### [Problem to work on]
Search the records below for the word "screenshot" and show every line where it occurs.

### [Data]
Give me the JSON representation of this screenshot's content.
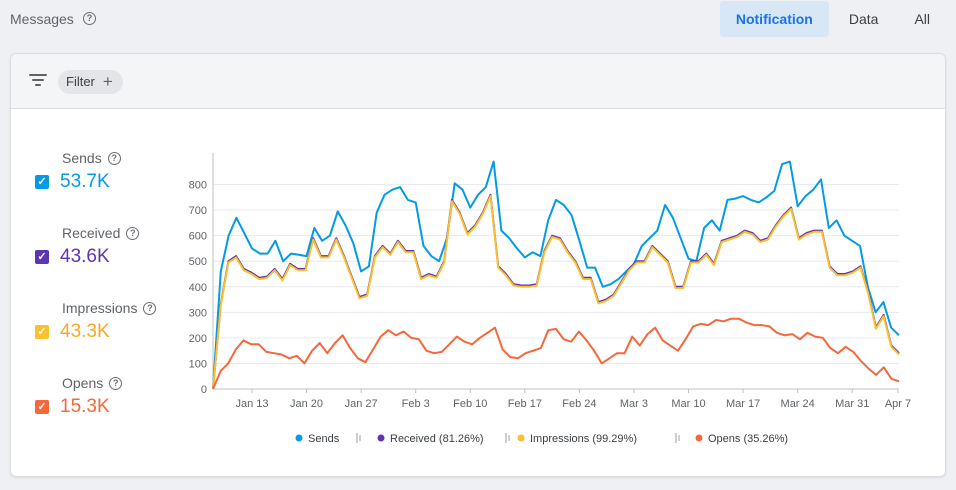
{
  "header": {
    "title": "Messages",
    "tabs": [
      {
        "label": "Notification",
        "active": true
      },
      {
        "label": "Data",
        "active": false
      },
      {
        "label": "All",
        "active": false
      }
    ]
  },
  "filter": {
    "label": "Filter",
    "add_icon": "plus-icon"
  },
  "metrics": [
    {
      "label": "Sends",
      "value": "53.7K",
      "color": "#039be5",
      "checked": true
    },
    {
      "label": "Received",
      "value": "43.6K",
      "color": "#5e35b1",
      "checked": true
    },
    {
      "label": "Impressions",
      "value": "43.3K",
      "color": "#fbc02d",
      "checked": true
    },
    {
      "label": "Opens",
      "value": "15.3K",
      "color": "#f4683c",
      "checked": true
    }
  ],
  "legend": [
    {
      "label": "Sends",
      "color": "#039be5"
    },
    {
      "label": "Received (81.26%)",
      "color": "#5e35b1"
    },
    {
      "label": "Impressions (99.29%)",
      "color": "#fbc02d"
    },
    {
      "label": "Opens (35.26%)",
      "color": "#f4683c"
    }
  ],
  "chart_data": {
    "type": "line",
    "y_ticks": [
      0,
      100,
      200,
      300,
      400,
      500,
      600,
      700,
      800
    ],
    "ylim": [
      0,
      900
    ],
    "x_ticks": [
      "Jan 13",
      "Jan 20",
      "Jan 27",
      "Feb 3",
      "Feb 10",
      "Feb 17",
      "Feb 24",
      "Mar 3",
      "Mar 10",
      "Mar 17",
      "Mar 24",
      "Mar 31",
      "Apr 7"
    ],
    "grid": true,
    "series": [
      {
        "name": "Sends",
        "color": "#039be5",
        "values": [
          0,
          460,
          600,
          670,
          610,
          550,
          530,
          530,
          580,
          500,
          530,
          525,
          520,
          630,
          580,
          600,
          695,
          640,
          570,
          460,
          480,
          690,
          760,
          780,
          790,
          740,
          730,
          560,
          520,
          500,
          590,
          805,
          780,
          710,
          760,
          790,
          890,
          620,
          590,
          550,
          515,
          535,
          520,
          660,
          740,
          720,
          680,
          580,
          475,
          475,
          400,
          410,
          430,
          460,
          490,
          560,
          590,
          620,
          720,
          670,
          590,
          510,
          500,
          630,
          660,
          620,
          740,
          745,
          755,
          740,
          730,
          750,
          775,
          880,
          890,
          715,
          755,
          780,
          820,
          630,
          660,
          600,
          580,
          560,
          400,
          300,
          340,
          240,
          210
        ]
      },
      {
        "name": "Received",
        "color": "#5e35b1",
        "values": [
          0,
          330,
          500,
          520,
          470,
          455,
          435,
          440,
          470,
          430,
          490,
          470,
          470,
          590,
          520,
          520,
          590,
          520,
          440,
          360,
          370,
          520,
          560,
          530,
          580,
          540,
          540,
          435,
          450,
          440,
          500,
          740,
          690,
          610,
          640,
          690,
          760,
          480,
          450,
          410,
          405,
          405,
          410,
          540,
          600,
          590,
          540,
          500,
          435,
          435,
          340,
          350,
          370,
          420,
          470,
          500,
          500,
          560,
          530,
          500,
          400,
          400,
          500,
          500,
          530,
          490,
          580,
          590,
          600,
          620,
          610,
          580,
          590,
          640,
          680,
          710,
          590,
          610,
          620,
          620,
          480,
          450,
          450,
          460,
          480,
          380,
          240,
          290,
          170,
          140
        ]
      },
      {
        "name": "Impressions",
        "color": "#fbc02d",
        "values": [
          0,
          325,
          495,
          515,
          465,
          450,
          430,
          435,
          465,
          425,
          485,
          465,
          465,
          585,
          515,
          515,
          585,
          515,
          435,
          355,
          365,
          515,
          555,
          525,
          575,
          535,
          535,
          430,
          445,
          435,
          495,
          735,
          685,
          605,
          635,
          685,
          755,
          475,
          445,
          405,
          400,
          400,
          405,
          535,
          595,
          585,
          535,
          495,
          430,
          430,
          335,
          345,
          365,
          415,
          465,
          495,
          495,
          555,
          525,
          495,
          395,
          395,
          495,
          495,
          525,
          485,
          575,
          585,
          595,
          615,
          605,
          575,
          585,
          635,
          675,
          705,
          585,
          605,
          615,
          615,
          475,
          445,
          445,
          455,
          475,
          375,
          235,
          285,
          165,
          135
        ]
      },
      {
        "name": "Opens",
        "color": "#f4683c",
        "values": [
          0,
          70,
          100,
          155,
          190,
          175,
          175,
          145,
          140,
          135,
          120,
          130,
          100,
          150,
          180,
          140,
          180,
          210,
          160,
          120,
          105,
          155,
          205,
          230,
          210,
          225,
          200,
          195,
          150,
          140,
          145,
          175,
          205,
          185,
          175,
          200,
          220,
          240,
          155,
          125,
          120,
          140,
          150,
          160,
          230,
          235,
          195,
          185,
          225,
          190,
          150,
          100,
          120,
          140,
          140,
          205,
          170,
          215,
          240,
          190,
          170,
          150,
          195,
          245,
          255,
          250,
          270,
          265,
          275,
          275,
          260,
          250,
          250,
          245,
          220,
          210,
          215,
          195,
          220,
          205,
          200,
          160,
          140,
          165,
          145,
          110,
          80,
          55,
          85,
          40,
          30
        ]
      }
    ]
  }
}
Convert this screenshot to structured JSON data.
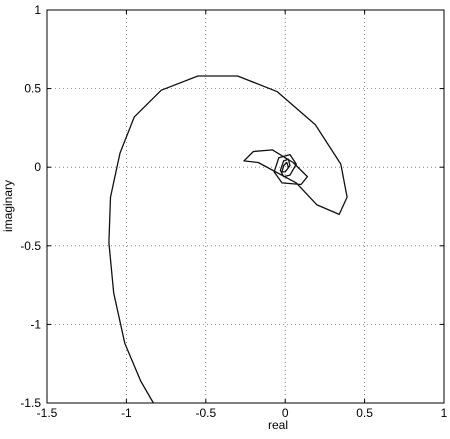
{
  "chart_data": {
    "type": "line",
    "title": "",
    "xlabel": "real",
    "ylabel": "imaginary",
    "xlim": [
      -1.5,
      1
    ],
    "ylim": [
      -1.5,
      1
    ],
    "xticks": [
      -1.5,
      -1,
      -0.5,
      0,
      0.5,
      1
    ],
    "yticks": [
      -1.5,
      -1,
      -0.5,
      0,
      0.5,
      1
    ],
    "xtick_labels": [
      "-1.5",
      "-1",
      "-0.5",
      "0",
      "0.5",
      "1"
    ],
    "ytick_labels": [
      "-1.5",
      "-1",
      "-0.5",
      "0",
      "0.5",
      "1"
    ],
    "grid": true,
    "line_color": "#111111",
    "series": [
      {
        "x": [
          -0.83,
          -0.91,
          -1.01,
          -1.08,
          -1.11,
          -1.1,
          -1.04,
          -0.95,
          -0.78,
          -0.55,
          -0.3,
          -0.05,
          0.19,
          0.35,
          0.39,
          0.34,
          0.2,
          0.07,
          -0.17,
          -0.26,
          -0.2,
          -0.08,
          0.05,
          0.14,
          0.1,
          -0.02,
          -0.07,
          -0.04,
          0.03,
          0.07,
          0.03,
          -0.01,
          -0.03,
          -0.01,
          0.02,
          0.03,
          0.0,
          -0.02,
          -0.01,
          0.01,
          0.02
        ],
        "y": [
          -1.5,
          -1.36,
          -1.12,
          -0.8,
          -0.48,
          -0.19,
          0.09,
          0.32,
          0.49,
          0.58,
          0.58,
          0.48,
          0.27,
          0.02,
          -0.19,
          -0.3,
          -0.24,
          -0.1,
          0.03,
          0.04,
          0.1,
          0.11,
          0.03,
          -0.06,
          -0.11,
          -0.1,
          -0.03,
          0.06,
          0.08,
          0.02,
          -0.05,
          -0.06,
          -0.02,
          0.04,
          0.05,
          0.01,
          -0.03,
          -0.03,
          0.01,
          0.03,
          0.0
        ]
      }
    ]
  }
}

### [Response]
Give me the JSON representation of this screenshot's content.
Convert this screenshot to structured JSON data.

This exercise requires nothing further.